WHAT THIS TASK INVOLVES =
Copy out the data below. Keep every word as it is.
------
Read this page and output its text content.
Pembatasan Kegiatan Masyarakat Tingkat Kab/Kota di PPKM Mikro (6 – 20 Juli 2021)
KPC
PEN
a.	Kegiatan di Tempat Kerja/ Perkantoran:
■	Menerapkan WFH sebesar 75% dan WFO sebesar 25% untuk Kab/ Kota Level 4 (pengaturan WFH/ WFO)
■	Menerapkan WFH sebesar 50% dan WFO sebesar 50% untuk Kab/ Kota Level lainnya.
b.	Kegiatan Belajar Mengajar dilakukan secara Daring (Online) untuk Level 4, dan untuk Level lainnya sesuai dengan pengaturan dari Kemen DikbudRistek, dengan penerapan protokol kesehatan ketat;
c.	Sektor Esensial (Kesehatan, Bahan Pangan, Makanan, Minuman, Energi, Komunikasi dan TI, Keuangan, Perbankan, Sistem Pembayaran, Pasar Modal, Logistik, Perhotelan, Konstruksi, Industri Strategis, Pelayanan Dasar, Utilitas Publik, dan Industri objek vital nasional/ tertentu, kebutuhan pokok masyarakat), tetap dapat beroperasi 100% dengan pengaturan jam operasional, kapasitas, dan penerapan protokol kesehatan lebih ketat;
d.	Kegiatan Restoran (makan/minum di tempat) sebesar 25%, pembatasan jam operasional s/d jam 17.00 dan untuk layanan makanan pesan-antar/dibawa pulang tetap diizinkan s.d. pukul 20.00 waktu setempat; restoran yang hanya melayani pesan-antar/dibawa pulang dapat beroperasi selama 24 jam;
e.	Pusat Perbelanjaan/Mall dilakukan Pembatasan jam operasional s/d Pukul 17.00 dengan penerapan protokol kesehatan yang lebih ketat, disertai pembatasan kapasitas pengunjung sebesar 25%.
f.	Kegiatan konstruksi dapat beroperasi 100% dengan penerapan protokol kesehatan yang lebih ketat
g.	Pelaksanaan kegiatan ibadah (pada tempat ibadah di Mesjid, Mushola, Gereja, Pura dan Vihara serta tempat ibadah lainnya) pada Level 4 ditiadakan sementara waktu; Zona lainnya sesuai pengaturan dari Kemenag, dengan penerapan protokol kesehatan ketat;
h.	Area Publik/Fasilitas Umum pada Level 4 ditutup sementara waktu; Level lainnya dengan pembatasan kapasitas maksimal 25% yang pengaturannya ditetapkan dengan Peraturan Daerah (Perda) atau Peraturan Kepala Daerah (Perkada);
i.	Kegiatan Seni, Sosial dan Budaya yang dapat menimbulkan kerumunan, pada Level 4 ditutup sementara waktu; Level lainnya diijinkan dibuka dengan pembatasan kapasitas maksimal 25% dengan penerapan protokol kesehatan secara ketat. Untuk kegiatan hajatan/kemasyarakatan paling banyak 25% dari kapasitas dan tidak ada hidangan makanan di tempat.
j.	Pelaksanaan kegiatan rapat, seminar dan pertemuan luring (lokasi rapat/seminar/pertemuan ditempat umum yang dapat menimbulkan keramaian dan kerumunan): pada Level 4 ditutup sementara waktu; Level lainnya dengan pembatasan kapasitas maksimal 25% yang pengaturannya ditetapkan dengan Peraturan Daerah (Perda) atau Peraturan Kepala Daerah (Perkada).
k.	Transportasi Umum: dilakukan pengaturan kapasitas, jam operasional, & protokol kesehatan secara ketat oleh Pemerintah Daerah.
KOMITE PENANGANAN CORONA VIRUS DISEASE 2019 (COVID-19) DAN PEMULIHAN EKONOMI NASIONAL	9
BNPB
------
FINISHED EXERCISE =
Read this page and output its text content.
Pembatasan Kegiatan Masyarakat Tingkat Kab/Kota di PPKM Mikro (6 – 20 Juli 2021)
KPC
PEN
a.	Kegiatan di Tempat Kerja/ Perkantoran:
■	Menerapkan WFH sebesar 75% dan WFO sebesar 25% untuk Kab/ Kota Level 4 (pengaturan WFH/ WFO)
■	Menerapkan WFH sebesar 50% dan WFO sebesar 50% untuk Kab/ Kota Level lainnya.
b.	Kegiatan Belajar Mengajar dilakukan secara Daring (Online) untuk Level 4, dan untuk Level lainnya sesuai dengan pengaturan dari Kemen DikbudRistek, dengan penerapan protokol kesehatan ketat;
c.	Sektor Esensial (Kesehatan, Bahan Pangan, Makanan, Minuman, Energi, Komunikasi dan TI, Keuangan, Perbankan, Sistem Pembayaran, Pasar Modal, Logistik, Perhotelan, Konstruksi, Industri Strategis, Pelayanan Dasar, Utilitas Publik, dan Industri objek vital nasional/ tertentu, kebutuhan pokok masyarakat), tetap dapat beroperasi 100% dengan pengaturan jam operasional, kapasitas, dan penerapan protokol kesehatan lebih ketat;
d.	Kegiatan Restoran (makan/minum di tempat) sebesar 25%, pembatasan jam operasional s/d jam 17.00 dan untuk layanan makanan pesan-antar/dibawa pulang tetap diizinkan s.d. pukul 20.00 waktu setempat; restoran yang hanya melayani pesan-antar/dibawa pulang dapat beroperasi selama 24 jam;
e.	Pusat Perbelanjaan/Mall dilakukan Pembatasan jam operasional s/d Pukul 17.00 dengan penerapan protokol kesehatan yang lebih ketat, disertai pembatasan kapasitas pengunjung sebesar 25%.
f.	Kegiatan konstruksi dapat beroperasi 100% dengan penerapan protokol kesehatan yang lebih ketat
g.	Pelaksanaan kegiatan ibadah (pada tempat ibadah di Mesjid, Mushola, Gereja, Pura dan Vihara serta tempat ibadah lainnya) pada Level 4 ditiadakan sementara waktu; Zona lainnya sesuai pengaturan dari Kemenag, dengan penerapan protokol kesehatan ketat;
h.	Area Publik/Fasilitas Umum pada Level 4 ditutup sementara waktu; Level lainnya dengan pembatasan kapasitas maksimal 25% yang pengaturannya ditetapkan dengan Peraturan Daerah (Perda) atau Peraturan Kepala Daerah (Perkada);
i.	Kegiatan Seni, Sosial dan Budaya yang dapat menimbulkan kerumunan, pada Level 4 ditutup sementara waktu; Level lainnya diijinkan dibuka dengan pembatasan kapasitas maksimal 25% dengan penerapan protokol kesehatan secara ketat. Untuk kegiatan hajatan/kemasyarakatan paling banyak 25% dari kapasitas dan tidak ada hidangan makanan di tempat.
j.	Pelaksanaan kegiatan rapat, seminar dan pertemuan luring (lokasi rapat/seminar/pertemuan ditempat umum yang dapat menimbulkan keramaian dan kerumunan): pada Level 4 ditutup sementara waktu; Level lainnya dengan pembatasan kapasitas maksimal 25% yang pengaturannya ditetapkan dengan Peraturan Daerah (Perda) atau Peraturan Kepala Daerah (Perkada).
k.	Transportasi Umum: dilakukan pengaturan kapasitas, jam operasional, & protokol kesehatan secara ketat oleh Pemerintah Daerah.
KOMITE PENANGANAN CORONA VIRUS DISEASE 2019 (COVID-19) DAN PEMULIHAN EKONOMI NASIONAL	9
BNPB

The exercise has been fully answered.